__Written task__
Filter this material down to the lines that hold "label", copying each one.

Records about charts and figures
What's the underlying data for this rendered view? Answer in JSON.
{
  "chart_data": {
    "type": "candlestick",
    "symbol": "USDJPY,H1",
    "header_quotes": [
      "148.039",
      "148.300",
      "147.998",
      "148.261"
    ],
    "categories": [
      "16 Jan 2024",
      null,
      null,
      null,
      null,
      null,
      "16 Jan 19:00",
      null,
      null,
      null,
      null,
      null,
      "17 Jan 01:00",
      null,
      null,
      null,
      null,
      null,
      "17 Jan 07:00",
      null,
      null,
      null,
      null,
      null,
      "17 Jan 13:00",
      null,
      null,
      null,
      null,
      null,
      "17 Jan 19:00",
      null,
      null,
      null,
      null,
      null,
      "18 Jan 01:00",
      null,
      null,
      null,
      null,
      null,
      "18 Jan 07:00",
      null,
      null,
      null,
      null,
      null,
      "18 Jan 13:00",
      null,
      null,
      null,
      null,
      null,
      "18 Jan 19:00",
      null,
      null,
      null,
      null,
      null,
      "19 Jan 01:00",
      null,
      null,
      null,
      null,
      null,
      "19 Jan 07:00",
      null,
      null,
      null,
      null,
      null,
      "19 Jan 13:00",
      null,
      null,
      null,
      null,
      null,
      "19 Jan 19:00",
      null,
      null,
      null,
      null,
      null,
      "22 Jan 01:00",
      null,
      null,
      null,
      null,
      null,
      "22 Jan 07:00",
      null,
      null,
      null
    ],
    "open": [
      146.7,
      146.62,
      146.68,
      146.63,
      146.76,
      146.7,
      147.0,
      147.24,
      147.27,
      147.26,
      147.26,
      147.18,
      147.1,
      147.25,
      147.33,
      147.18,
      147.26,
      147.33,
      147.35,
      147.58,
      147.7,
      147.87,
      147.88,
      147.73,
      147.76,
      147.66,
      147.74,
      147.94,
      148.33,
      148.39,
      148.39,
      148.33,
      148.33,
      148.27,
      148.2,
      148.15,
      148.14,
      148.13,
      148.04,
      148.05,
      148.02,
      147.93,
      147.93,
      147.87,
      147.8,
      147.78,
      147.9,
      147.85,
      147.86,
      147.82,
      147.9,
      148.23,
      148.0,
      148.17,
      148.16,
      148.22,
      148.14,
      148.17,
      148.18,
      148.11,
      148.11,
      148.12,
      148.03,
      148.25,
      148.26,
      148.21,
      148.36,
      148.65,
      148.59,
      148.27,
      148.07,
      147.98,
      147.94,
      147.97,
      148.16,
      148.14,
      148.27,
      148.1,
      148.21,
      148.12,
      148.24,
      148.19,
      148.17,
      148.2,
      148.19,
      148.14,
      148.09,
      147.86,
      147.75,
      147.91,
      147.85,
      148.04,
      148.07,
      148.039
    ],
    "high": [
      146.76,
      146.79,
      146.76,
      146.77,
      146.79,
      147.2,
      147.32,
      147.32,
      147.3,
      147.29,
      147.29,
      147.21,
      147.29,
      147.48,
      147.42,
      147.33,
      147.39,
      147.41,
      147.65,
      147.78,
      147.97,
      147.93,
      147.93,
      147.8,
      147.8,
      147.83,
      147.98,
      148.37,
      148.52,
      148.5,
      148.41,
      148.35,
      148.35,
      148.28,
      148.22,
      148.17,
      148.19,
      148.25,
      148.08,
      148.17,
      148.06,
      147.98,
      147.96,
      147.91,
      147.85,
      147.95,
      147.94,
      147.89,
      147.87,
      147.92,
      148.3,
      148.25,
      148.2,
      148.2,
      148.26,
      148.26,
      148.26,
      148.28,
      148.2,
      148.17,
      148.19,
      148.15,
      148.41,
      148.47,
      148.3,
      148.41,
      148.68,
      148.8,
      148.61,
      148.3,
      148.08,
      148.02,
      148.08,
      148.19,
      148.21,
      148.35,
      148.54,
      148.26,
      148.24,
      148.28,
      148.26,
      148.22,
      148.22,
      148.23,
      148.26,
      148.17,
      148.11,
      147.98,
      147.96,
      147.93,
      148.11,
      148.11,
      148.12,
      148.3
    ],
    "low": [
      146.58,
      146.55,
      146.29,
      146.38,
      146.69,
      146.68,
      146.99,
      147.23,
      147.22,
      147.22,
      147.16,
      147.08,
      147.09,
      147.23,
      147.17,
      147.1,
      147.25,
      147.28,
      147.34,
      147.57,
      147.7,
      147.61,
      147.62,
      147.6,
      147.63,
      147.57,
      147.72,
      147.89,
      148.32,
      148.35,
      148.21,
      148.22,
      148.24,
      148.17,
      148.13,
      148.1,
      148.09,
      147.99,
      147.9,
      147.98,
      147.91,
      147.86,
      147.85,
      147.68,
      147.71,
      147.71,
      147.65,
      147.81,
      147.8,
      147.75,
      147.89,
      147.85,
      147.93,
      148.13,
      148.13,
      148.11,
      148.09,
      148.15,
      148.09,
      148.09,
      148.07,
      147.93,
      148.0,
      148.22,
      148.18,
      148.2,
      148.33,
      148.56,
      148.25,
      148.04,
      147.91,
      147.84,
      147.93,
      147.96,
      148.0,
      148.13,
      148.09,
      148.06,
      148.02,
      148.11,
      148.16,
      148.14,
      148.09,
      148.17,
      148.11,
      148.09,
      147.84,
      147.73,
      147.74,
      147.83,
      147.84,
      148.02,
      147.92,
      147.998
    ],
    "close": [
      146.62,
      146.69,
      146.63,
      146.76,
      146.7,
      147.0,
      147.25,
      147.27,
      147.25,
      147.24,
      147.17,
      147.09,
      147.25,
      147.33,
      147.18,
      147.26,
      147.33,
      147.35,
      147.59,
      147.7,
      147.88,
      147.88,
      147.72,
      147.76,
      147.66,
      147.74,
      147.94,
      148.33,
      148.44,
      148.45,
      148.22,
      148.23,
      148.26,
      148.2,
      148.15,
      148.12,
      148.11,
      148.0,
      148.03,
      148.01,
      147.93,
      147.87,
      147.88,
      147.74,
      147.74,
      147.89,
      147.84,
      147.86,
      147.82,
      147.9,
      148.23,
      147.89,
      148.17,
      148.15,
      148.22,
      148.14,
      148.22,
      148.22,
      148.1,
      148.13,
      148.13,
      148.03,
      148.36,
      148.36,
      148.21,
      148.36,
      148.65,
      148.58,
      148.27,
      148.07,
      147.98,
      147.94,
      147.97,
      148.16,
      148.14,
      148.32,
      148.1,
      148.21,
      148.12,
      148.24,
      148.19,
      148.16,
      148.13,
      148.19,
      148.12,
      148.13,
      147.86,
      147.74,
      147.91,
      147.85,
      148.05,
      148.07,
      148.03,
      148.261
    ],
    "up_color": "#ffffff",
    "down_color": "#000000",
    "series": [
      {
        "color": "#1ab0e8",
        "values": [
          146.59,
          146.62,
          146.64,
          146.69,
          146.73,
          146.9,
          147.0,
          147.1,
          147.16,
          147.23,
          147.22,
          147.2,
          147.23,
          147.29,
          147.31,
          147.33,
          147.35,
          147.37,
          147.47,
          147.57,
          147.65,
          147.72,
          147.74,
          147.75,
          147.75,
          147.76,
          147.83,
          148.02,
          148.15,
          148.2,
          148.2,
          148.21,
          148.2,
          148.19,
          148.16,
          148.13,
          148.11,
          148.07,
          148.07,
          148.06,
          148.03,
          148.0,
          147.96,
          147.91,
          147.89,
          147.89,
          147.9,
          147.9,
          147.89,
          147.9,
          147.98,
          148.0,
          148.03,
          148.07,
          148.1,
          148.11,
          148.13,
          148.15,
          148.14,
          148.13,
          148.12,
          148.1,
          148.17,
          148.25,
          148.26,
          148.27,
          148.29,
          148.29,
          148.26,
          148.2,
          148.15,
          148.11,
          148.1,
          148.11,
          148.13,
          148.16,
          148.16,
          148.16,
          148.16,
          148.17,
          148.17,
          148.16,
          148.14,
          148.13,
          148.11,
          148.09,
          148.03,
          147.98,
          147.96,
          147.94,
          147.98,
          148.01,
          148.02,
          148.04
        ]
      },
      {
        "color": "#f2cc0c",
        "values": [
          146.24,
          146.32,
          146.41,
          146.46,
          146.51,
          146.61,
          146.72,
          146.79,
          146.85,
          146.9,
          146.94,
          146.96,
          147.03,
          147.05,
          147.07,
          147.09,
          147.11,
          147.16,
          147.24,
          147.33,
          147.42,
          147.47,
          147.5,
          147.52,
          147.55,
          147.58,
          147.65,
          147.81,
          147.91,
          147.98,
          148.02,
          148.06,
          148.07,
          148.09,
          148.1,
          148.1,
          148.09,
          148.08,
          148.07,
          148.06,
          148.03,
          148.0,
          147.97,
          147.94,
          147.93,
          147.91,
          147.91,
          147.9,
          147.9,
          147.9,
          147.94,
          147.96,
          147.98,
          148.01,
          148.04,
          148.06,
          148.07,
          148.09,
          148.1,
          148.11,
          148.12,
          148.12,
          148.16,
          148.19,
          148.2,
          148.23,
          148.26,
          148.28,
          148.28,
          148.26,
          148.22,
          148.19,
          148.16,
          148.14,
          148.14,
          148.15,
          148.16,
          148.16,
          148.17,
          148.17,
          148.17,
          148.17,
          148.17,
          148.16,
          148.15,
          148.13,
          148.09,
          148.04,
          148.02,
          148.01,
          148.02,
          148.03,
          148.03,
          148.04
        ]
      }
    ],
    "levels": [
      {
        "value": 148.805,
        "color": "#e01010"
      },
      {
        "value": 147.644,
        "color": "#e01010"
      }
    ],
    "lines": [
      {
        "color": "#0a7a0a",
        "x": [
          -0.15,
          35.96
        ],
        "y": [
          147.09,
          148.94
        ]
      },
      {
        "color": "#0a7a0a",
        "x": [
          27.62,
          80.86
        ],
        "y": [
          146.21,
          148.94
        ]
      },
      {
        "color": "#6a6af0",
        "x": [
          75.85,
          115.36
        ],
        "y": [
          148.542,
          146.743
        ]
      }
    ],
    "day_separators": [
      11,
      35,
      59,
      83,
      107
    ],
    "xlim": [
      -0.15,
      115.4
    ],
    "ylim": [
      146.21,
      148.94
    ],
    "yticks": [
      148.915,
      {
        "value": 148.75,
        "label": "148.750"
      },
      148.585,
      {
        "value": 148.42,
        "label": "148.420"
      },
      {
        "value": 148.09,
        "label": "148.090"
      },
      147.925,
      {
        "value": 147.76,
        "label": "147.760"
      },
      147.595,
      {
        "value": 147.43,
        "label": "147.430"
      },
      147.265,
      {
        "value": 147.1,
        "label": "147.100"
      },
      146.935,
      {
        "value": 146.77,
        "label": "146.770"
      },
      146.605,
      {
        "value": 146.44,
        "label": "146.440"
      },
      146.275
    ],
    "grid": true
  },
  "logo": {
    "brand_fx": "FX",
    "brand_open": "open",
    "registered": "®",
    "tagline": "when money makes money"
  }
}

__Reply to the task__
        "label": "148.750"
        "label": "148.420"
        "label": "148.090"
        "label": "147.760"
        "label": "147.430"
        "label": "147.100"
        "label": "146.770"
        "label": "146.440"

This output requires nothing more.